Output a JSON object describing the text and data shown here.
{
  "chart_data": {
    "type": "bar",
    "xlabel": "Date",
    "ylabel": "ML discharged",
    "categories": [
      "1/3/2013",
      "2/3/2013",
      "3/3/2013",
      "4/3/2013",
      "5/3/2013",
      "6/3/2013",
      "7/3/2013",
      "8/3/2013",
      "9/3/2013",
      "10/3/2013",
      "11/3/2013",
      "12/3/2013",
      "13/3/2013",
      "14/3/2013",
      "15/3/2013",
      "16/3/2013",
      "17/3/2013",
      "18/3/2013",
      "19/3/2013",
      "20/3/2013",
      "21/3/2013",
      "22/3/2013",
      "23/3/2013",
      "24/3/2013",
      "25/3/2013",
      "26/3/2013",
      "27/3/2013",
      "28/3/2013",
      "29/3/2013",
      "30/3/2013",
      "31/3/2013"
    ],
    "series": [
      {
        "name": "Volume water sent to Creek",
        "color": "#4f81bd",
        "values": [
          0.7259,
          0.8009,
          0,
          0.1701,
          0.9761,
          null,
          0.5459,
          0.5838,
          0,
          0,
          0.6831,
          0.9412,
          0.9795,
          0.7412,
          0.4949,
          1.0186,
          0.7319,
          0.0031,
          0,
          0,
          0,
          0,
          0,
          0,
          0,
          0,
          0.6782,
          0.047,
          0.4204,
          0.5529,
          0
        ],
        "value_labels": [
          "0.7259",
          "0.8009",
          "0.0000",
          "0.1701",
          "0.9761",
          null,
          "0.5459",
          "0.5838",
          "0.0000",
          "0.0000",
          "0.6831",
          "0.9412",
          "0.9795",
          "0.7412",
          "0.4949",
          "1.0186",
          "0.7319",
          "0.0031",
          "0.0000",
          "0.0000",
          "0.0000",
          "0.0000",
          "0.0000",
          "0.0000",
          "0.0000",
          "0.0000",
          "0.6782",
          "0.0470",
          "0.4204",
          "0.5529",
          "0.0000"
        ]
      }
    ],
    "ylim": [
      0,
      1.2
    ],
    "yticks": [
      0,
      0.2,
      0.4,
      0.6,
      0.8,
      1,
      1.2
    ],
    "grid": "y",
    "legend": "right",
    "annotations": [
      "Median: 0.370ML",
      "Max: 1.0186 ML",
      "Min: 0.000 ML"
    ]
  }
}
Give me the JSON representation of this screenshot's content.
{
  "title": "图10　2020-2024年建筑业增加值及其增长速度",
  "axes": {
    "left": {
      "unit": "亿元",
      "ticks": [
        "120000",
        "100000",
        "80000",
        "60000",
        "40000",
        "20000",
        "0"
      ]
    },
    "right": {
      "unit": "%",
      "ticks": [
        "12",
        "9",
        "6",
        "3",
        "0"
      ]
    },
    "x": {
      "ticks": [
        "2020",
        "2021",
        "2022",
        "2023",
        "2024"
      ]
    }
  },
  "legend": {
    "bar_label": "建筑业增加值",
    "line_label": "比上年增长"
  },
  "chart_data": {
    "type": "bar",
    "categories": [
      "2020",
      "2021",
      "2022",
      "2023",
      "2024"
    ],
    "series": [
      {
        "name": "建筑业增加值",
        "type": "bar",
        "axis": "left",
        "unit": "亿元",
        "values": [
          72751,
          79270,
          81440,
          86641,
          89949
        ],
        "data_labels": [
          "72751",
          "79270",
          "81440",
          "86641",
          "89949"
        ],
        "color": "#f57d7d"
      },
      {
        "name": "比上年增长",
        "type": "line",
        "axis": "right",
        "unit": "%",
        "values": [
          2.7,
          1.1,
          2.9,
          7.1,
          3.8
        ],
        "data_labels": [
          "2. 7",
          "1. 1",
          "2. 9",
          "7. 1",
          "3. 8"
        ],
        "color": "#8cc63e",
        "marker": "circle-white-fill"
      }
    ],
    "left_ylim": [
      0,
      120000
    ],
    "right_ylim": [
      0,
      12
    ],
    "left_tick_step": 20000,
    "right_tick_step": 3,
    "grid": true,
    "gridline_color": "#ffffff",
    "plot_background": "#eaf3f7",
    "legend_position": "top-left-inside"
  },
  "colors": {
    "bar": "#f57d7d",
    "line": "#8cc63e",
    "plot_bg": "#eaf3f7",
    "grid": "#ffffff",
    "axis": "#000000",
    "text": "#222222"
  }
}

========================

What you are asked to do →
Recopy the entries above exactly, with every line included.

Result →
Output a JSON object describing the text and data shown here.
{
  "chart_data": {
    "type": "bar",
    "xlabel": "Date",
    "ylabel": "ML discharged",
    "categories": [
      "1/3/2013",
      "2/3/2013",
      "3/3/2013",
      "4/3/2013",
      "5/3/2013",
      "6/3/2013",
      "7/3/2013",
      "8/3/2013",
      "9/3/2013",
      "10/3/2013",
      "11/3/2013",
      "12/3/2013",
      "13/3/2013",
      "14/3/2013",
      "15/3/2013",
      "16/3/2013",
      "17/3/2013",
      "18/3/2013",
      "19/3/2013",
      "20/3/2013",
      "21/3/2013",
      "22/3/2013",
      "23/3/2013",
      "24/3/2013",
      "25/3/2013",
      "26/3/2013",
      "27/3/2013",
      "28/3/2013",
      "29/3/2013",
      "30/3/2013",
      "31/3/2013"
    ],
    "series": [
      {
        "name": "Volume water sent to Creek",
        "color": "#4f81bd",
        "values": [
          0.7259,
          0.8009,
          0,
          0.1701,
          0.9761,
          null,
          0.5459,
          0.5838,
          0,
          0,
          0.6831,
          0.9412,
          0.9795,
          0.7412,
          0.4949,
          1.0186,
          0.7319,
          0.0031,
          0,
          0,
          0,
          0,
          0,
          0,
          0,
          0,
          0.6782,
          0.047,
          0.4204,
          0.5529,
          0
        ],
        "value_labels": [
          "0.7259",
          "0.8009",
          "0.0000",
          "0.1701",
          "0.9761",
          null,
          "0.5459",
          "0.5838",
          "0.0000",
          "0.0000",
          "0.6831",
          "0.9412",
          "0.9795",
          "0.7412",
          "0.4949",
          "1.0186",
          "0.7319",
          "0.0031",
          "0.0000",
          "0.0000",
          "0.0000",
          "0.0000",
          "0.0000",
          "0.0000",
          "0.0000",
          "0.0000",
          "0.6782",
          "0.0470",
          "0.4204",
          "0.5529",
          "0.0000"
        ]
      }
    ],
    "ylim": [
      0,
      1.2
    ],
    "yticks": [
      0,
      0.2,
      0.4,
      0.6,
      0.8,
      1,
      1.2
    ],
    "grid": "y",
    "legend": "right",
    "annotations": [
      "Median: 0.370ML",
      "Max: 1.0186 ML",
      "Min: 0.000 ML"
    ]
  }
}
Give me the JSON representation of this screenshot's content.
{
  "title": "图10　2020-2024年建筑业增加值及其增长速度",
  "axes": {
    "left": {
      "unit": "亿元",
      "ticks": [
        "120000",
        "100000",
        "80000",
        "60000",
        "40000",
        "20000",
        "0"
      ]
    },
    "right": {
      "unit": "%",
      "ticks": [
        "12",
        "9",
        "6",
        "3",
        "0"
      ]
    },
    "x": {
      "ticks": [
        "2020",
        "2021",
        "2022",
        "2023",
        "2024"
      ]
    }
  },
  "legend": {
    "bar_label": "建筑业增加值",
    "line_label": "比上年增长"
  },
  "chart_data": {
    "type": "bar",
    "categories": [
      "2020",
      "2021",
      "2022",
      "2023",
      "2024"
    ],
    "series": [
      {
        "name": "建筑业增加值",
        "type": "bar",
        "axis": "left",
        "unit": "亿元",
        "values": [
          72751,
          79270,
          81440,
          86641,
          89949
        ],
        "data_labels": [
          "72751",
          "79270",
          "81440",
          "86641",
          "89949"
        ],
        "color": "#f57d7d"
      },
      {
        "name": "比上年增长",
        "type": "line",
        "axis": "right",
        "unit": "%",
        "values": [
          2.7,
          1.1,
          2.9,
          7.1,
          3.8
        ],
        "data_labels": [
          "2. 7",
          "1. 1",
          "2. 9",
          "7. 1",
          "3. 8"
        ],
        "color": "#8cc63e",
        "marker": "circle-white-fill"
      }
    ],
    "left_ylim": [
      0,
      120000
    ],
    "right_ylim": [
      0,
      12
    ],
    "left_tick_step": 20000,
    "right_tick_step": 3,
    "grid": true,
    "gridline_color": "#ffffff",
    "plot_background": "#eaf3f7",
    "legend_position": "top-left-inside"
  },
  "colors": {
    "bar": "#f57d7d",
    "line": "#8cc63e",
    "plot_bg": "#eaf3f7",
    "grid": "#ffffff",
    "axis": "#000000",
    "text": "#222222"
  }
}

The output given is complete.